* **WORK REQUIRED**:
Rewrite the rows below, replacing "Patent image size" with "Drawing size" everywhere and leaving everything else the same.

-- Begin DATA SHOWN --

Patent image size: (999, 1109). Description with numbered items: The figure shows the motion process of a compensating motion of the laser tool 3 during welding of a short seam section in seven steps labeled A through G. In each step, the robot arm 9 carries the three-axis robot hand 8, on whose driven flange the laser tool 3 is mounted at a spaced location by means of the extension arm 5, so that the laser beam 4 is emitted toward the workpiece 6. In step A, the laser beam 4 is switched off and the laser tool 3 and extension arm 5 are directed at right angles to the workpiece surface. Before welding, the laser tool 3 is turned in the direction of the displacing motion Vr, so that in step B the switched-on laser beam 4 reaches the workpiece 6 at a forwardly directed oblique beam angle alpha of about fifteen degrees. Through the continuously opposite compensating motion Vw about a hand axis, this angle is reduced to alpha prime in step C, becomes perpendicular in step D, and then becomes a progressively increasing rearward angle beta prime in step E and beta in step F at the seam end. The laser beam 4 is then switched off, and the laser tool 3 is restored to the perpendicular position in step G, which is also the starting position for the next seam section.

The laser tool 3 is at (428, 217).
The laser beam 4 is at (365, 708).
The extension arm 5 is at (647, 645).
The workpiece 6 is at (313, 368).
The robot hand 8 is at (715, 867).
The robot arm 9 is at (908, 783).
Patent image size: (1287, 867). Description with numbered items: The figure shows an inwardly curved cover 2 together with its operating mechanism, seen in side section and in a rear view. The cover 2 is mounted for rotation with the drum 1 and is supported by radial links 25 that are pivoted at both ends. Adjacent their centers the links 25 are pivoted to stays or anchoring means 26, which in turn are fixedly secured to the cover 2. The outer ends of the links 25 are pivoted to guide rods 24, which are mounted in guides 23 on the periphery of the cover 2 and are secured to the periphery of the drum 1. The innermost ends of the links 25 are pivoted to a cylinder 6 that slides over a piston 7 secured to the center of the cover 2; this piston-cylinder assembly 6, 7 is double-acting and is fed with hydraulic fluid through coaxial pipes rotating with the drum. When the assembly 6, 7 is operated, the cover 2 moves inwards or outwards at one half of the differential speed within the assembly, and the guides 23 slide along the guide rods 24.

-- End DATA SHOWN --

* **EXERCISE SOLUTION**:
Drawing size: (999, 1109). Description with numbered items: The figure shows the motion process of a compensating motion of the laser tool 3 during welding of a short seam section in seven steps labeled A through G. In each step, the robot arm 9 carries the three-axis robot hand 8, on whose driven flange the laser tool 3 is mounted at a spaced location by means of the extension arm 5, so that the laser beam 4 is emitted toward the workpiece 6. In step A, the laser beam 4 is switched off and the laser tool 3 and extension arm 5 are directed at right angles to the workpiece surface. Before welding, the laser tool 3 is turned in the direction of the displacing motion Vr, so that in step B the switched-on laser beam 4 reaches the workpiece 6 at a forwardly directed oblique beam angle alpha of about fifteen degrees. Through the continuously opposite compensating motion Vw about a hand axis, this angle is reduced to alpha prime in step C, becomes perpendicular in step D, and then becomes a progressively increasing rearward angle beta prime in step E and beta in step F at the seam end. The laser beam 4 is then switched off, and the laser tool 3 is restored to the perpendicular position in step G, which is also the starting position for the next seam section.

The laser tool 3 is at (428, 217).
The laser beam 4 is at (365, 708).
The extension arm 5 is at (647, 645).
The workpiece 6 is at (313, 368).
The robot hand 8 is at (715, 867).
The robot arm 9 is at (908, 783).
Drawing size: (1287, 867). Description with numbered items: The figure shows an inwardly curved cover 2 together with its operating mechanism, seen in side section and in a rear view. The cover 2 is mounted for rotation with the drum 1 and is supported by radial links 25 that are pivoted at both ends. Adjacent their centers the links 25 are pivoted to stays or anchoring means 26, which in turn are fixedly secured to the cover 2. The outer ends of the links 25 are pivoted to guide rods 24, which are mounted in guides 23 on the periphery of the cover 2 and are secured to the periphery of the drum 1. The innermost ends of the links 25 are pivoted to a cylinder 6 that slides over a piston 7 secured to the center of the cover 2; this piston-cylinder assembly 6, 7 is double-acting and is fed with hydraulic fluid through coaxial pipes rotating with the drum. When the assembly 6, 7 is operated, the cover 2 moves inwards or outwards at one half of the differential speed within the assembly, and the guides 23 slide along the guide rods 24.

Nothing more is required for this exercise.